▶ **Written instruction**
How many lines in the listing below include the word "Methods"? Answer with the number and nothing else.
[start Dataset records]
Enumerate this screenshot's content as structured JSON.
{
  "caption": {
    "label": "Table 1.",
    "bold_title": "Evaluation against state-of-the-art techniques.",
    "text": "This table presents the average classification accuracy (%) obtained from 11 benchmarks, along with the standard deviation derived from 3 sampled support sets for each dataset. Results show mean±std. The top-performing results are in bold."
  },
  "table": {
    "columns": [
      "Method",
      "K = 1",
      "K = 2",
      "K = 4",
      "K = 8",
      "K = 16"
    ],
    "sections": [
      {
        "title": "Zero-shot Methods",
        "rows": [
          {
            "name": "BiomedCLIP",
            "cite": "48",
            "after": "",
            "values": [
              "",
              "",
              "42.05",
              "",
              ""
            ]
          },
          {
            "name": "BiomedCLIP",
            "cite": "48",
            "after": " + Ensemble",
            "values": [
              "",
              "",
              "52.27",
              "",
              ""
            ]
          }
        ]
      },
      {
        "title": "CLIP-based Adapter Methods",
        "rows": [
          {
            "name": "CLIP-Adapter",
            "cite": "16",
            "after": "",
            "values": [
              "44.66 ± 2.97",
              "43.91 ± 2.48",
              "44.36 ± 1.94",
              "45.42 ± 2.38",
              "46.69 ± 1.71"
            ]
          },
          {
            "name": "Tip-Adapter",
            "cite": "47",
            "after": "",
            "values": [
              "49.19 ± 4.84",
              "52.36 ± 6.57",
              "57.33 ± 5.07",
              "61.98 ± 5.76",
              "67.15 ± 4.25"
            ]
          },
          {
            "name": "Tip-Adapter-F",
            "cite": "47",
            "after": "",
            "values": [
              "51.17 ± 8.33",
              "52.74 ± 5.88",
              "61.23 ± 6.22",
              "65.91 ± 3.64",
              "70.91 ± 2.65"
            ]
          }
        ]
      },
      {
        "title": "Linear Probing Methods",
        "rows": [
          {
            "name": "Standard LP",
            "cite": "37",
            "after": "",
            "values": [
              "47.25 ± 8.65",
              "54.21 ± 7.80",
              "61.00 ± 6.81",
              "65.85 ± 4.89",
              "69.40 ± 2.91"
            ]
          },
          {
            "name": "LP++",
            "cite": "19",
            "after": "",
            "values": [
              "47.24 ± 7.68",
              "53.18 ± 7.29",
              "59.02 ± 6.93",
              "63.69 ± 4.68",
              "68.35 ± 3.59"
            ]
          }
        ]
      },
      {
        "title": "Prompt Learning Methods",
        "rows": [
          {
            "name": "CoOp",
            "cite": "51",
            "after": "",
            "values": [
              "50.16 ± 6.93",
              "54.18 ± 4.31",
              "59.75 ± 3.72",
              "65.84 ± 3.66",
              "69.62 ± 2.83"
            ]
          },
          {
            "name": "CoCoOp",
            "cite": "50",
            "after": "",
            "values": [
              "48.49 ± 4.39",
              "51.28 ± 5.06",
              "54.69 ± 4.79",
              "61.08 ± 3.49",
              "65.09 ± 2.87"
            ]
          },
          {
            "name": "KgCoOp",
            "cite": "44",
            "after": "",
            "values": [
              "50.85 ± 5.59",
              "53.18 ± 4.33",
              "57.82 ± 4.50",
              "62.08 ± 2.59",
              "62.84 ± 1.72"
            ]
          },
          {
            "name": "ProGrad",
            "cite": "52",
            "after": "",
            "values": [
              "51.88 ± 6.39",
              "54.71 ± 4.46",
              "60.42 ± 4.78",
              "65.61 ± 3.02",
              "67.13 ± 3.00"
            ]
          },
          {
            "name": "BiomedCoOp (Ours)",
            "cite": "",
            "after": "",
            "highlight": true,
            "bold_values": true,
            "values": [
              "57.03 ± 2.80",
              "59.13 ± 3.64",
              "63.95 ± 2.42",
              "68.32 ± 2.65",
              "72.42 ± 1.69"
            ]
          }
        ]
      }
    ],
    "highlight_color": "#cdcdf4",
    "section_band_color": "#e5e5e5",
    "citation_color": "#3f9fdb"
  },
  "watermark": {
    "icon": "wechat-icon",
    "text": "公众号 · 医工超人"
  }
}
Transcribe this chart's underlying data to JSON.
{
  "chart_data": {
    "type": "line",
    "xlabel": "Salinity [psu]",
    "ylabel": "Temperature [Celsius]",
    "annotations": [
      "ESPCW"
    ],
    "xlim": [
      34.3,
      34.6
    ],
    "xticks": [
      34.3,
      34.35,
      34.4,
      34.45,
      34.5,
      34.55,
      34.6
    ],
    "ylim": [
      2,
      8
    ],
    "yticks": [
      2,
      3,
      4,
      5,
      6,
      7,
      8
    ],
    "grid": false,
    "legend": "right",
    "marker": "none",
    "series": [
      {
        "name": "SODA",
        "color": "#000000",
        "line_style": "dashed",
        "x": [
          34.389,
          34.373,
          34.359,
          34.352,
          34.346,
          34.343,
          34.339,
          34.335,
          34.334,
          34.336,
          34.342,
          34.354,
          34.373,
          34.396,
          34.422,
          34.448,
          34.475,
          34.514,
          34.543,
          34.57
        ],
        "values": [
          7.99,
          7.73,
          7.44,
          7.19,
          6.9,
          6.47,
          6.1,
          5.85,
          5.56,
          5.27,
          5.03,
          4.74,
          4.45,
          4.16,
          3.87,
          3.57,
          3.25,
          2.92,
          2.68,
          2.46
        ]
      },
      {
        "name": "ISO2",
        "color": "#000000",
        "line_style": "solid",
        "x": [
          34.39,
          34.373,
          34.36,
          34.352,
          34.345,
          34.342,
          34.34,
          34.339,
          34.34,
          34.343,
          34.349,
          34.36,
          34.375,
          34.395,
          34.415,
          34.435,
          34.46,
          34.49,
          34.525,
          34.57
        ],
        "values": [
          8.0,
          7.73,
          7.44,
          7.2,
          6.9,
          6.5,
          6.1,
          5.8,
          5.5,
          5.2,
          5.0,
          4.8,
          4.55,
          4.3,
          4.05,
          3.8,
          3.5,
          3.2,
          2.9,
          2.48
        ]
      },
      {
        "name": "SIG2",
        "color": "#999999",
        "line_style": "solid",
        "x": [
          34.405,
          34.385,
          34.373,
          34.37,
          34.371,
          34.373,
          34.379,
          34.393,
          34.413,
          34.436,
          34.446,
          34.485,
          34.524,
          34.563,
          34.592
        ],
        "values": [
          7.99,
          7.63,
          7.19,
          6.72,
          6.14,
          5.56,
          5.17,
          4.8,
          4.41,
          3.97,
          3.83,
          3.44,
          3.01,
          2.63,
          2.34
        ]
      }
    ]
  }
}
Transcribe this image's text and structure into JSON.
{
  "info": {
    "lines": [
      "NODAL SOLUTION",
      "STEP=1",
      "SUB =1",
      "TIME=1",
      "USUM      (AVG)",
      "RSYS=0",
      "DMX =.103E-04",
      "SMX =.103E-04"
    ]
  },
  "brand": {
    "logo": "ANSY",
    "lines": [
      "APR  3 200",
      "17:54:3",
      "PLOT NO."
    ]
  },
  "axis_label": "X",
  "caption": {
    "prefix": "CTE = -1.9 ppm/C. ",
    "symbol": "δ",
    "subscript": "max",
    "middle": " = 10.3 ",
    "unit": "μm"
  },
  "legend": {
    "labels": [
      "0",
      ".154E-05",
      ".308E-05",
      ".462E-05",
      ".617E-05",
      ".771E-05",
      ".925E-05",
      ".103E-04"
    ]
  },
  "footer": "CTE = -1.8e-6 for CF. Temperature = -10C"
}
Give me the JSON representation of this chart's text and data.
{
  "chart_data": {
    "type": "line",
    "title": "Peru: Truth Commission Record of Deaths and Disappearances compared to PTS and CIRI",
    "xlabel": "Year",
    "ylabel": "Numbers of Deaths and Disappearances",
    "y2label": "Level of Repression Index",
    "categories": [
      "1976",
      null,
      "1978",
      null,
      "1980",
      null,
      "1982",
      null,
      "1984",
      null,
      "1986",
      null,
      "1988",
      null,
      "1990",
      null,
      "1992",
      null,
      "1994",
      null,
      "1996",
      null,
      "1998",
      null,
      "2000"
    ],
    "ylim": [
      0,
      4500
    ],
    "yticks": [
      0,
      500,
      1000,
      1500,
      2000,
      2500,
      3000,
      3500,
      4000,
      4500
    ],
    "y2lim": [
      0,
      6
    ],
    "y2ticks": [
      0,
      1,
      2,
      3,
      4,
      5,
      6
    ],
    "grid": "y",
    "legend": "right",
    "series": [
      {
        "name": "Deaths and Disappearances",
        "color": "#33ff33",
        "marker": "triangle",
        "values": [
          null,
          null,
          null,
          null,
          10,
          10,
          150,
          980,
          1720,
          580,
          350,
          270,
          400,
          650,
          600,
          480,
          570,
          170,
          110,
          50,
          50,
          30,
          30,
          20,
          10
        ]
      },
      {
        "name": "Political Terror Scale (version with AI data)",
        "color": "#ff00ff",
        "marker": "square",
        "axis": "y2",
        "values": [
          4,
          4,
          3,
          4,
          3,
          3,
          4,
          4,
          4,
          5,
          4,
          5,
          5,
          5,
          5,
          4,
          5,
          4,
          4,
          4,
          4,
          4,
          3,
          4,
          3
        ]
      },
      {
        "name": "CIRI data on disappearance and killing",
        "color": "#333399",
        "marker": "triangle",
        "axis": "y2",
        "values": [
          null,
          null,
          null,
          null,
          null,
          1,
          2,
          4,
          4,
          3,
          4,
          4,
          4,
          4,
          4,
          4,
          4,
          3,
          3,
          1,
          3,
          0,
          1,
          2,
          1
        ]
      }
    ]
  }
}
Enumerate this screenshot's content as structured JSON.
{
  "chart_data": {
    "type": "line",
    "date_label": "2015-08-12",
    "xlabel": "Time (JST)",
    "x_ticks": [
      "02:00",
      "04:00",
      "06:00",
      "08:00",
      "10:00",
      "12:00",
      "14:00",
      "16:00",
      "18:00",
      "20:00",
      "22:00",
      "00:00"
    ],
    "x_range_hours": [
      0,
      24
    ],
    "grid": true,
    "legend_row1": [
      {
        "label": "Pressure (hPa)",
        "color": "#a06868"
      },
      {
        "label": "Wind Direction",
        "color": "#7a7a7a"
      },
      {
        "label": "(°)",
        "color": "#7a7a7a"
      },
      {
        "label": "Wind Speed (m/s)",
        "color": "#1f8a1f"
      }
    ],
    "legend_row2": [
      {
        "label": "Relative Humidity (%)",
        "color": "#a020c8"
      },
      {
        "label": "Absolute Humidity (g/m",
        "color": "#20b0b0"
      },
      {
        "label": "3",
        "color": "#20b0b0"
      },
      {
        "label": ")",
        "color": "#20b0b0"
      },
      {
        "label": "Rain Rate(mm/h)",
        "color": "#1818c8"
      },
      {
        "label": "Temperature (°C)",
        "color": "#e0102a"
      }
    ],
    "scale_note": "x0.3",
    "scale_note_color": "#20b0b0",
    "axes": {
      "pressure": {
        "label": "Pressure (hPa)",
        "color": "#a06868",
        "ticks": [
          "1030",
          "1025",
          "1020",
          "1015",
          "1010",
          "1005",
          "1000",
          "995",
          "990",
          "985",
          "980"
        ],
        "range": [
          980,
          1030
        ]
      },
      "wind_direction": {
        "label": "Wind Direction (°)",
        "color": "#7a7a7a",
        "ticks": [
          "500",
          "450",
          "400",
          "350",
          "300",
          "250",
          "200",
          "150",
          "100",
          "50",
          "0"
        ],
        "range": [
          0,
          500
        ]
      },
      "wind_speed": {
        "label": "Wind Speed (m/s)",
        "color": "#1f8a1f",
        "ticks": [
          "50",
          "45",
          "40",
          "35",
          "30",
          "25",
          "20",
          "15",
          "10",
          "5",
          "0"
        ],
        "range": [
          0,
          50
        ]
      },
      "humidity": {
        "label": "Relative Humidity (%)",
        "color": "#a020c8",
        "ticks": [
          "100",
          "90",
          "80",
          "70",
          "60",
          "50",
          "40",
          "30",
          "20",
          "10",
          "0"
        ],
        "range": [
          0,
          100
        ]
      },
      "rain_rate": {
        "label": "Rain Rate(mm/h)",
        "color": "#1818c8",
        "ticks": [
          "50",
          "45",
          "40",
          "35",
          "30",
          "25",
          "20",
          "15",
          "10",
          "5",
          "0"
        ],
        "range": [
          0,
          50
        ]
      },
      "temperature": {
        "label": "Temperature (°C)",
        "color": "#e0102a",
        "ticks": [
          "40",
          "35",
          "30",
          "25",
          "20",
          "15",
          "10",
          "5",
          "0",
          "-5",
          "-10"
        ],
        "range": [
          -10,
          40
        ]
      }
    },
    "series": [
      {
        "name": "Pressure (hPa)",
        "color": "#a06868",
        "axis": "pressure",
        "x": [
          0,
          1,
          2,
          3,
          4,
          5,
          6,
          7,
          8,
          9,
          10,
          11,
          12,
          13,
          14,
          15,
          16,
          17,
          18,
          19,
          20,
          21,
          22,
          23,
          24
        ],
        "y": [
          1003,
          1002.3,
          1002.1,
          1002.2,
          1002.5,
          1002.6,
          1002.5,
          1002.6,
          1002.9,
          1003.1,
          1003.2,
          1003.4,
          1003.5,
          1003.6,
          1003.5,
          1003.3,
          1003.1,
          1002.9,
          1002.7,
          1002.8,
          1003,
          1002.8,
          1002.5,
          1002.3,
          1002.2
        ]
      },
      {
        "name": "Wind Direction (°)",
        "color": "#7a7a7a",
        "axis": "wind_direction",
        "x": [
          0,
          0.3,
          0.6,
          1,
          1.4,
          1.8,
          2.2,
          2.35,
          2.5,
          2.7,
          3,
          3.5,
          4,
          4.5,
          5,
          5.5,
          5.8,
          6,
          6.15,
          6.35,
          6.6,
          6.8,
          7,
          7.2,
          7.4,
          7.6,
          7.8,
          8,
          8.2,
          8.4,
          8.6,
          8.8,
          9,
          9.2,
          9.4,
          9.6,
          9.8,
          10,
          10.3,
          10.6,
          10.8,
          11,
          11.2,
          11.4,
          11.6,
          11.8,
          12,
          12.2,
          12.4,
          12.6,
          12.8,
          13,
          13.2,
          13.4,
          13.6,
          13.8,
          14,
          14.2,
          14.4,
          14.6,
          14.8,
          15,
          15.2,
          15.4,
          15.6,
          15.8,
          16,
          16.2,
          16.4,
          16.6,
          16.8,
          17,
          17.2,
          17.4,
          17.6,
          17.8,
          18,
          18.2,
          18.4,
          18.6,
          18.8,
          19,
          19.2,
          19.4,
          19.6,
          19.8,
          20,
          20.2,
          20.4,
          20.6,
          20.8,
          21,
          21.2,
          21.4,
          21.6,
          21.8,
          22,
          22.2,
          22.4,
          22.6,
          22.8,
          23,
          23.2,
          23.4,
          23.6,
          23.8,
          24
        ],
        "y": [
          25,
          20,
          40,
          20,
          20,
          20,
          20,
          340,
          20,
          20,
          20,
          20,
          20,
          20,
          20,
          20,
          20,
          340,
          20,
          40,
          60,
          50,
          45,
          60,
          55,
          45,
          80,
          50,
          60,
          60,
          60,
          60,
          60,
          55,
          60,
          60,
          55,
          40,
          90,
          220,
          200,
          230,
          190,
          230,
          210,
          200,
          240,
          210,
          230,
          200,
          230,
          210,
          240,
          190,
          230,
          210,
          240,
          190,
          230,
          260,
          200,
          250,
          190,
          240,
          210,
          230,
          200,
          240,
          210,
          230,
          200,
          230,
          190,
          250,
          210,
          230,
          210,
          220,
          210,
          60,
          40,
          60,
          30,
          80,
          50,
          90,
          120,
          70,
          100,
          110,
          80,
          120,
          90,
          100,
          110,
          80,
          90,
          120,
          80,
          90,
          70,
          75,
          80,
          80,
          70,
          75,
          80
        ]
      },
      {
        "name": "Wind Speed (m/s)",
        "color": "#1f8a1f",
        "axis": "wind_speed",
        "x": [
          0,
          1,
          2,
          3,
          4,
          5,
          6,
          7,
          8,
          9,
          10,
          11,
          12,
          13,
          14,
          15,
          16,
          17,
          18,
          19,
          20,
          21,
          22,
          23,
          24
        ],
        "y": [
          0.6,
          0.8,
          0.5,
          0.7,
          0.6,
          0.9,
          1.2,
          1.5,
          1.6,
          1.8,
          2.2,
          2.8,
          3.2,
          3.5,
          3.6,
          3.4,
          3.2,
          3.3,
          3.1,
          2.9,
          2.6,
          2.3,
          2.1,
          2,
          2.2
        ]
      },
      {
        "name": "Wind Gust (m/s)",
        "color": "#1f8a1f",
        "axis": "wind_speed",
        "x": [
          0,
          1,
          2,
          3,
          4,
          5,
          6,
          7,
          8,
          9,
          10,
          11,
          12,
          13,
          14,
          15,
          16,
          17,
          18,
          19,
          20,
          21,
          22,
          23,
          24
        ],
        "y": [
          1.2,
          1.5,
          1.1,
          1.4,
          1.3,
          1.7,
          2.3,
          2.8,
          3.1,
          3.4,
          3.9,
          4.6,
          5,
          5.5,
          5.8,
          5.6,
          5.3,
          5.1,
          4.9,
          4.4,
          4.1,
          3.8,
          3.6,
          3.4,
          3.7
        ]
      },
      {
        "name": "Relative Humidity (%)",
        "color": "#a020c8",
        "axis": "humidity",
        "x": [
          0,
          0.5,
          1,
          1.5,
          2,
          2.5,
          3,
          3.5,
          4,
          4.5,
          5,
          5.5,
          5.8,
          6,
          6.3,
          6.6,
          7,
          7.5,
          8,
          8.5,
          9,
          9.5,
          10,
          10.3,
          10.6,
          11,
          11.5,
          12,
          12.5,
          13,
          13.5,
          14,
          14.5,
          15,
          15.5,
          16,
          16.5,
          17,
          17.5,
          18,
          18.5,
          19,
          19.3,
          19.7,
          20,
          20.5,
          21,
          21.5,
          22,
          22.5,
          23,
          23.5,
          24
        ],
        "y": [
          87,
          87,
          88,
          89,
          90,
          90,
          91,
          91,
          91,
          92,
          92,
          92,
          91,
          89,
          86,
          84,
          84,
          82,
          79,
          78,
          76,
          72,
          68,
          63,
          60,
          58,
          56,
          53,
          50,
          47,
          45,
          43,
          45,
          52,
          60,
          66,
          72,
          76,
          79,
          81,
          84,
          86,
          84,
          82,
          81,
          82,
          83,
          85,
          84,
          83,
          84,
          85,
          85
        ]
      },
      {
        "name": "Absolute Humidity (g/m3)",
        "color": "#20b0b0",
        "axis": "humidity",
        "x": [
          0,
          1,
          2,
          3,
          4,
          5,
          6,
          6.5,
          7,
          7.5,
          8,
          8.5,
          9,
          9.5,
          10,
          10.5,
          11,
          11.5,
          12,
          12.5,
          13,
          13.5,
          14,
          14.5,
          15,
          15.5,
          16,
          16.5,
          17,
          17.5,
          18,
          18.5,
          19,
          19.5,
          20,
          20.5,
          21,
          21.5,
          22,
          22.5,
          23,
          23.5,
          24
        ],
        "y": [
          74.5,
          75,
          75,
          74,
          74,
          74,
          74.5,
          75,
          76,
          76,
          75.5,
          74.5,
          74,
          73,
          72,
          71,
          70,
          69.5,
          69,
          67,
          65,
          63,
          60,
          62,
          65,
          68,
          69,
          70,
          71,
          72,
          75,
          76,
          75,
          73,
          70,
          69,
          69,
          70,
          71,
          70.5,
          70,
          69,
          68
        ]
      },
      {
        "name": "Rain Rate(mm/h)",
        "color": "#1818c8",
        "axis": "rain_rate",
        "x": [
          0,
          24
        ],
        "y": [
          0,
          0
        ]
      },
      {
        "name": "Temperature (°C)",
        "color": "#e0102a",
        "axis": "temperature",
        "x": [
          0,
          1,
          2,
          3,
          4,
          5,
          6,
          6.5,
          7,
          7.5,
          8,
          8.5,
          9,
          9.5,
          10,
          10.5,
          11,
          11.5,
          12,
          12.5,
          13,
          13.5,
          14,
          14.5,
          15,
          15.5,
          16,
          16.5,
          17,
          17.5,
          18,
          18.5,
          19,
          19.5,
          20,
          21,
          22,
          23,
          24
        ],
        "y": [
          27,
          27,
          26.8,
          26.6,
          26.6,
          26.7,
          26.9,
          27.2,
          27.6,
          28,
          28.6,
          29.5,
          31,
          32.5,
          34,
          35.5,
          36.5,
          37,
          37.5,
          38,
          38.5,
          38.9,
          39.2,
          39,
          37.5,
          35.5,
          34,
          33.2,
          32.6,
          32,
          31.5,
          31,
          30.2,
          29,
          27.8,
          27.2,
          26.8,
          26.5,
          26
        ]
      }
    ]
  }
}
[end Dataset records]
▶ **Answer to the exercise**
4